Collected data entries
══════════════════════════════
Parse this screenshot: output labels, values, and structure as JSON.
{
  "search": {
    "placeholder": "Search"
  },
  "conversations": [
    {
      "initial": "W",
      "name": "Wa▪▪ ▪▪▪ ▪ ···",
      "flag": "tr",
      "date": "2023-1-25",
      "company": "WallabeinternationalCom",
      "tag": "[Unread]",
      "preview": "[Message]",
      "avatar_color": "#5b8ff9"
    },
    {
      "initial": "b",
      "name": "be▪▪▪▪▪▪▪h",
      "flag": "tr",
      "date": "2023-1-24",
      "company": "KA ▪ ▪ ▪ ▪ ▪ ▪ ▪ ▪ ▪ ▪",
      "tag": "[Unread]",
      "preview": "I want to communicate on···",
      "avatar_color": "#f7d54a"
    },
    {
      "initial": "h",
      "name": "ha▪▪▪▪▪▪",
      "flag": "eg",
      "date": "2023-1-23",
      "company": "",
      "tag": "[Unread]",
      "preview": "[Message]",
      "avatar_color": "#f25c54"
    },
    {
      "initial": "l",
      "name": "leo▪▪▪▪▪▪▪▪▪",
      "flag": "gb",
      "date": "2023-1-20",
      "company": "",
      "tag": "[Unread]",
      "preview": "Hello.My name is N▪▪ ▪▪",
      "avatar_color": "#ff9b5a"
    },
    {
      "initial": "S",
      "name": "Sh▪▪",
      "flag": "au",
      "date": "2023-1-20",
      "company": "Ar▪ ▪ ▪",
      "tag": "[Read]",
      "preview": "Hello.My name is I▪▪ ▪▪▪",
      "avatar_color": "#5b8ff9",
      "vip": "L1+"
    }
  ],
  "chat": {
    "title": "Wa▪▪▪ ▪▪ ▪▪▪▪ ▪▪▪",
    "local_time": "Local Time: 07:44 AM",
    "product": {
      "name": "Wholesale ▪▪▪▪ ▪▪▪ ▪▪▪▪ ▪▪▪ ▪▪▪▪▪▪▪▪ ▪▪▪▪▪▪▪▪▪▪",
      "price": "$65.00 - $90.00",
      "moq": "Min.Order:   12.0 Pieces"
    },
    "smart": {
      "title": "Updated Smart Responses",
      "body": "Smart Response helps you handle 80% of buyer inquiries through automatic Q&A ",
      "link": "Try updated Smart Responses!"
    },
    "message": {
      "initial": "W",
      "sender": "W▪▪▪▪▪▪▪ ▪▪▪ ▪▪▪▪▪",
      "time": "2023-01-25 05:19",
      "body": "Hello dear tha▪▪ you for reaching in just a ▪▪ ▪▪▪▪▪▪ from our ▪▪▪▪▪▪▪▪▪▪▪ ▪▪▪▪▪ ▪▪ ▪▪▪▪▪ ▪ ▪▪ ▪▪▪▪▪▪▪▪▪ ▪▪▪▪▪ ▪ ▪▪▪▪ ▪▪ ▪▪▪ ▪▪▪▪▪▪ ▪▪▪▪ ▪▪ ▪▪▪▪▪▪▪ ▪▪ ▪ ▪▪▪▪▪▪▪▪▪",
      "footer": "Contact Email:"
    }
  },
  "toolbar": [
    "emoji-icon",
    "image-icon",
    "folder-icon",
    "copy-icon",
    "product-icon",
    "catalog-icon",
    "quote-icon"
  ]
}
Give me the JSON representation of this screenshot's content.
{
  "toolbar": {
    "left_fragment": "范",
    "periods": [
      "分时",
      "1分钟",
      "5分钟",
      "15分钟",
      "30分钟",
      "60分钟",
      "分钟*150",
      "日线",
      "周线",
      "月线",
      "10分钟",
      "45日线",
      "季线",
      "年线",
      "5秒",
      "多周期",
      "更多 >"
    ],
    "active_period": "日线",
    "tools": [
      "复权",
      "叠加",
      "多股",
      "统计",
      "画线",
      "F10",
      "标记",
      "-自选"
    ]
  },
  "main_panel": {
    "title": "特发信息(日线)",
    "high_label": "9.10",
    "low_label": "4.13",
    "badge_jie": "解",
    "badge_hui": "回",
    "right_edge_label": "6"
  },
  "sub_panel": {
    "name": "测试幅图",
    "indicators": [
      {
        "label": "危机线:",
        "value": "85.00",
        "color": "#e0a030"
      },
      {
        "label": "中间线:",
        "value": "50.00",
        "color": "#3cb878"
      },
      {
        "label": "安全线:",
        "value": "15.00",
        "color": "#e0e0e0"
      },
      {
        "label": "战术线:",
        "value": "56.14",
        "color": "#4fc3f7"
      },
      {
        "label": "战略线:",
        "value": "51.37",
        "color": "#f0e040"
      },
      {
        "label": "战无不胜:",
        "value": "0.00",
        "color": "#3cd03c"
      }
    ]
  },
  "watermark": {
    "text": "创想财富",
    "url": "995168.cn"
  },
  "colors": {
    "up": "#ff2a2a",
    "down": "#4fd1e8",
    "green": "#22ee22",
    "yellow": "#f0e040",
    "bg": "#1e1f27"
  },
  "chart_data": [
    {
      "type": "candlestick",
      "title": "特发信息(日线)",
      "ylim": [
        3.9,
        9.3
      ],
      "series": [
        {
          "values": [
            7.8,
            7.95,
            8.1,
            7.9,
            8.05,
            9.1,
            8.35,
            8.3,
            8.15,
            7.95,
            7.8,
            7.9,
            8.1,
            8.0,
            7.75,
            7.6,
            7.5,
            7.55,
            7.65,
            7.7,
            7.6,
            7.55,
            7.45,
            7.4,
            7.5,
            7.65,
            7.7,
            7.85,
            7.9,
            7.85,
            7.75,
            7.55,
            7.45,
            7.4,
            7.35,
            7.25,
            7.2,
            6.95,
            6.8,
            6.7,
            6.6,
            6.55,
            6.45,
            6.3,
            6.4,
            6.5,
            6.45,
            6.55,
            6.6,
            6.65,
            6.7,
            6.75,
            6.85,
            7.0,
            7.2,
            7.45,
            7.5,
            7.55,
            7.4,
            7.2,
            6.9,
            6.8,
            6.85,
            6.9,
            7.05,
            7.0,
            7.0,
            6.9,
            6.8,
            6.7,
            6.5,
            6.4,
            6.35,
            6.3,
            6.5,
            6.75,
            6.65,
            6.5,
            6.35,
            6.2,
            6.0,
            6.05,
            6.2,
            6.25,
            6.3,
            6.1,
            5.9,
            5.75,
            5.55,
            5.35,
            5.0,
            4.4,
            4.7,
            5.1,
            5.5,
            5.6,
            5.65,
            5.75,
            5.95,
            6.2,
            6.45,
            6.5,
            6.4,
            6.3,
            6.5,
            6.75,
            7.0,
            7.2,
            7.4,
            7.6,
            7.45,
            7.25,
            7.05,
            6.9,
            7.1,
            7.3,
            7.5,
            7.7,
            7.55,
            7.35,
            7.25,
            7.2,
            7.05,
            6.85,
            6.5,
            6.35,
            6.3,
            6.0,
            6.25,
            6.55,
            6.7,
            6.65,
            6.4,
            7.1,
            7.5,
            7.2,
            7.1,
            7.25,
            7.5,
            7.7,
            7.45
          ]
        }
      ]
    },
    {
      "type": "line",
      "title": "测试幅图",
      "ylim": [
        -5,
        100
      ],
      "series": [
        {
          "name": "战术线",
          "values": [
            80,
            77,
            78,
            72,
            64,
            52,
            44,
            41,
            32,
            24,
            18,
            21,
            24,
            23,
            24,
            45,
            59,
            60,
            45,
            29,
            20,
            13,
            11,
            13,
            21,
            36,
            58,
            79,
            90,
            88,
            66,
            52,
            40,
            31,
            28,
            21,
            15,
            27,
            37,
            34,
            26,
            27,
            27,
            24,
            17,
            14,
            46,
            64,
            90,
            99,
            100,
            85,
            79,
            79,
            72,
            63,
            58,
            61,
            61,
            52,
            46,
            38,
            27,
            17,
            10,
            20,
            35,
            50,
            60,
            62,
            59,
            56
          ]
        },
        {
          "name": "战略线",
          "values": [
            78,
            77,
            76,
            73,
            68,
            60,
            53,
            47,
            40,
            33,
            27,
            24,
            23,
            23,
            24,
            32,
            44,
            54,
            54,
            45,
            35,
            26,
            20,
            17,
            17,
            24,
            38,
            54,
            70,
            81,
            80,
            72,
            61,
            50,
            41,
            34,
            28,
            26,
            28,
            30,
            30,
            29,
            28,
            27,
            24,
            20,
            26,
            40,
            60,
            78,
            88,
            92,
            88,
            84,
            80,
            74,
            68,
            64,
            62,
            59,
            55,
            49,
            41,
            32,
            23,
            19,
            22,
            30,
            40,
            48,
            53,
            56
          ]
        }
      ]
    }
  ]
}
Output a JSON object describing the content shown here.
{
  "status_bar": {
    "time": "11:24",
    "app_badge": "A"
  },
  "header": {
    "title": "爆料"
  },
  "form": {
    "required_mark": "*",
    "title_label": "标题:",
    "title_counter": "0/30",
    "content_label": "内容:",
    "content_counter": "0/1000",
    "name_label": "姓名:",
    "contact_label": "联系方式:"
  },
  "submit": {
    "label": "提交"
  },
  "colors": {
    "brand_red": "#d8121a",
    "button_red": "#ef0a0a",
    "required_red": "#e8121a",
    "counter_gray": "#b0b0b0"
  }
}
══════════════════════════════
- [Written exercise]: List every line above that holds the word "company".

- [Output for this exercise]:
      "company": "WallabeinternationalCom",
      "company": "KA ▪ ▪ ▪ ▪ ▪ ▪ ▪ ▪ ▪ ▪",
      "company": "",
      "company": "",
      "company": "Ar▪ ▪ ▪",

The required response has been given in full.